▶ Consigne: Reproduisez fidèlement chaque ligne de l'ensemble des enregistrements ci-dessous, en omettant les images.
----------------------------------------
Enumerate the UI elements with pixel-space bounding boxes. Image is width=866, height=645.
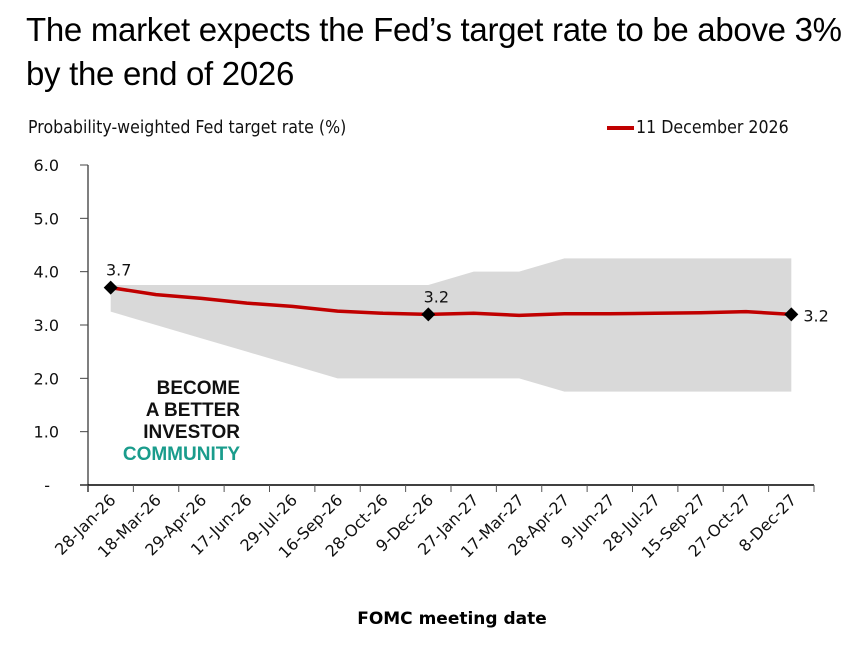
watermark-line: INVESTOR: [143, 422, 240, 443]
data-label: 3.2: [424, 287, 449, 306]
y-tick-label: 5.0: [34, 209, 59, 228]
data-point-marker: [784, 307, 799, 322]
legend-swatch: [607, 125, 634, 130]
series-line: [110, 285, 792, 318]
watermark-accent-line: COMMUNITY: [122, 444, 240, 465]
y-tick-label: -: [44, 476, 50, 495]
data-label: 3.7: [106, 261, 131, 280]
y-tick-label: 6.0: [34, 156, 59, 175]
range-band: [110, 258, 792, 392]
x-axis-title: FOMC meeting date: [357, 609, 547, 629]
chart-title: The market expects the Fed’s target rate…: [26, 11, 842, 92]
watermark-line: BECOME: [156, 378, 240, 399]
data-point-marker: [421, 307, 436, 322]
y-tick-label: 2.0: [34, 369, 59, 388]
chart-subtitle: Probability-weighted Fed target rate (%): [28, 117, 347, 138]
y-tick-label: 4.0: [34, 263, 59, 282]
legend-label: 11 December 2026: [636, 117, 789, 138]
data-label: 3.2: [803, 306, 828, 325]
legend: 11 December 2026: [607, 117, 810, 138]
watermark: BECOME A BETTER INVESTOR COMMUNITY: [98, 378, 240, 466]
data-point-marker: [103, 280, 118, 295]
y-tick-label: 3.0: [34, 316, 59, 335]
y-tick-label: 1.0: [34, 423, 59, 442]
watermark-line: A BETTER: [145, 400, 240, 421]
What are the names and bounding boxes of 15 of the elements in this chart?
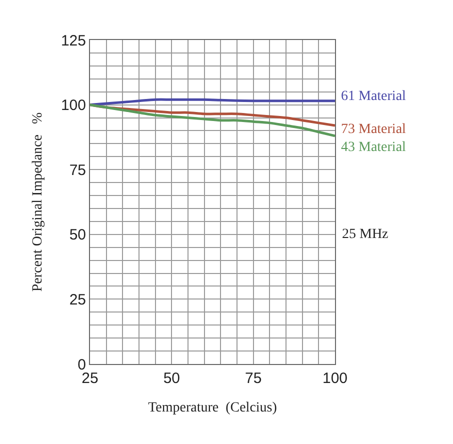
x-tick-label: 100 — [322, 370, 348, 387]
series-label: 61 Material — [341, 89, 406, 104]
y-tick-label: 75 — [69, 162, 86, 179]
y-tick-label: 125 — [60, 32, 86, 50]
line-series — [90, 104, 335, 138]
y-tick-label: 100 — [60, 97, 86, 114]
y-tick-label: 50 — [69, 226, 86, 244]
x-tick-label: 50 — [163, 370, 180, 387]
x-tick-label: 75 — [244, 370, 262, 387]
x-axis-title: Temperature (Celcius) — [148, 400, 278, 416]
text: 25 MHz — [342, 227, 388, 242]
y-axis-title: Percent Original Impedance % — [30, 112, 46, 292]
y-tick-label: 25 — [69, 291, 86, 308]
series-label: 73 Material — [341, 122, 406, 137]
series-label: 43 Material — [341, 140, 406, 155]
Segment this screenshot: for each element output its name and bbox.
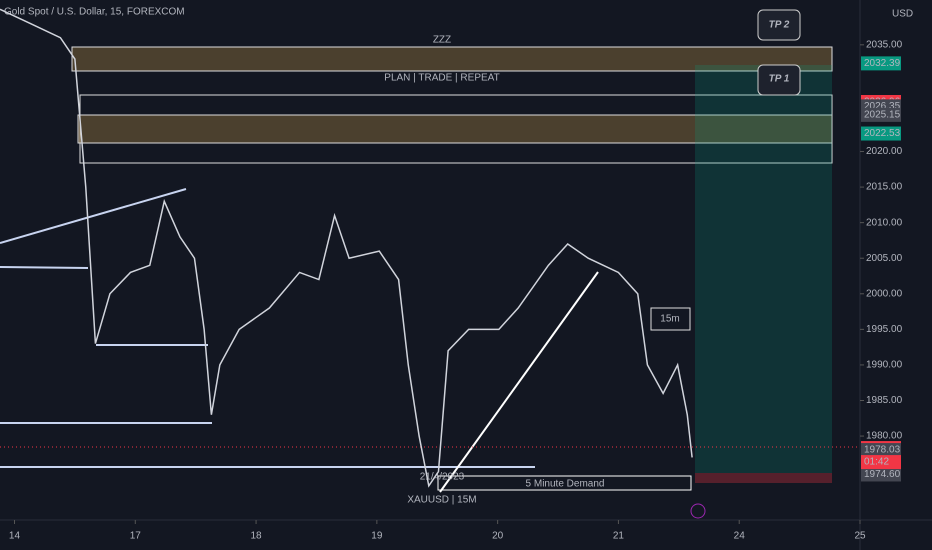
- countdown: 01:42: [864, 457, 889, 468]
----------------------------------------
▶ Exercice réalisé:
Enumerate the UI elements with pixel-space bounding boxes. Image is width=866, height=645.
watermark-line: INVESTOR: [143, 422, 240, 443]
data-label: 3.2: [424, 287, 449, 306]
y-tick-label: 5.0: [34, 209, 59, 228]
data-point-marker: [784, 307, 799, 322]
legend-swatch: [607, 125, 634, 130]
series-line: [110, 285, 792, 318]
watermark-accent-line: COMMUNITY: [122, 444, 240, 465]
y-tick-label: -: [44, 476, 50, 495]
data-label: 3.7: [106, 261, 131, 280]
y-tick-label: 6.0: [34, 156, 59, 175]
range-band: [110, 258, 792, 392]
x-axis-title: FOMC meeting date: [357, 609, 547, 629]
chart-title: The market expects the Fed’s target rate…: [26, 11, 842, 92]
watermark-line: BECOME: [156, 378, 240, 399]
data-point-marker: [421, 307, 436, 322]
y-tick-label: 2.0: [34, 369, 59, 388]
chart-subtitle: Probability-weighted Fed target rate (%): [28, 117, 347, 138]
y-tick-label: 4.0: [34, 263, 59, 282]
legend-label: 11 December 2026: [636, 117, 789, 138]
data-label: 3.2: [803, 306, 828, 325]
legend: 11 December 2026: [607, 117, 810, 138]
watermark: BECOME A BETTER INVESTOR COMMUNITY: [98, 378, 240, 466]
data-point-marker: [103, 280, 118, 295]
y-tick-label: 3.0: [34, 316, 59, 335]
y-tick-label: 1.0: [34, 423, 59, 442]
watermark-line: A BETTER: [145, 400, 240, 421]
What are the names and bounding boxes of 15 of the elements in this chart?
x-tick-label: 100 — [322, 370, 348, 387]
series-label: 61 Material — [341, 89, 406, 104]
y-tick-label: 75 — [69, 162, 86, 179]
y-tick-label: 125 — [60, 32, 86, 50]
line-series — [90, 104, 335, 138]
y-tick-label: 100 — [60, 97, 86, 114]
y-tick-label: 50 — [69, 226, 86, 244]
x-tick-label: 50 — [163, 370, 180, 387]
x-tick-label: 75 — [244, 370, 262, 387]
x-axis-title: Temperature (Celcius) — [148, 400, 278, 416]
text: 25 MHz — [342, 227, 388, 242]
y-axis-title: Percent Original Impedance % — [30, 112, 46, 292]
y-tick-label: 25 — [69, 291, 86, 308]
series-label: 73 Material — [341, 122, 406, 137]
series-label: 43 Material — [341, 140, 406, 155]
Segment this screenshot: for each element output its name and bbox.
- countdown: 01:42: [864, 457, 889, 468]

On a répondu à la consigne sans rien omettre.